[Rows from a figure dataset]
□ □ □ □ □

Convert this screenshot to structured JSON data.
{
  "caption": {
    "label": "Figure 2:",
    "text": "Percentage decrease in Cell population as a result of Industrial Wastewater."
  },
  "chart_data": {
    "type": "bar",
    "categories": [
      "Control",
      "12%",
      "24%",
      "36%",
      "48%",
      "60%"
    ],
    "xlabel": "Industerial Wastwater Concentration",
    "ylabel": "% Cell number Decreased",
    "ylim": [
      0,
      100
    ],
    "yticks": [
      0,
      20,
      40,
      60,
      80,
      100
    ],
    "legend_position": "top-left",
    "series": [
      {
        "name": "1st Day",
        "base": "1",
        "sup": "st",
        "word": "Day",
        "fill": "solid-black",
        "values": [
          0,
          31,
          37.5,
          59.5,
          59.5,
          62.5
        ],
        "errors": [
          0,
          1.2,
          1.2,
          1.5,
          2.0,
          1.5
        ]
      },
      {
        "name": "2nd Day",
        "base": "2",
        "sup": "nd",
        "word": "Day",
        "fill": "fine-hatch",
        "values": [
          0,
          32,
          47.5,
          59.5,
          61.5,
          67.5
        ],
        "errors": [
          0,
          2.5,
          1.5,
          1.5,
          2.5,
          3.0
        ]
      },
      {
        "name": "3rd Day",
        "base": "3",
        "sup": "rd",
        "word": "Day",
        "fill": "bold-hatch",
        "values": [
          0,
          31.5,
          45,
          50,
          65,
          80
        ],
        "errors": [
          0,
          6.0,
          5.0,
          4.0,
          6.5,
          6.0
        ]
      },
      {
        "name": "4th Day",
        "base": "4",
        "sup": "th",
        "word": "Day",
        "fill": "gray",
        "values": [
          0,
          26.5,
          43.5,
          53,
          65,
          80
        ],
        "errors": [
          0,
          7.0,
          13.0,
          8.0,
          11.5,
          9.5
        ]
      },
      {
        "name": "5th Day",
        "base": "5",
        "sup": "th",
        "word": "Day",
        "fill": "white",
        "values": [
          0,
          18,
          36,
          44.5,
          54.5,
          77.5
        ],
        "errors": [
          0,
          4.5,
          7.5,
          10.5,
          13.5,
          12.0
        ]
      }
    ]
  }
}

□ □ □ □ □

Where a line above includes "name", copy that line.

== Solved problem ==
        "name": "1st Day",
        "name": "2nd Day",
        "name": "3rd Day",
        "name": "4th Day",
        "name": "5th Day",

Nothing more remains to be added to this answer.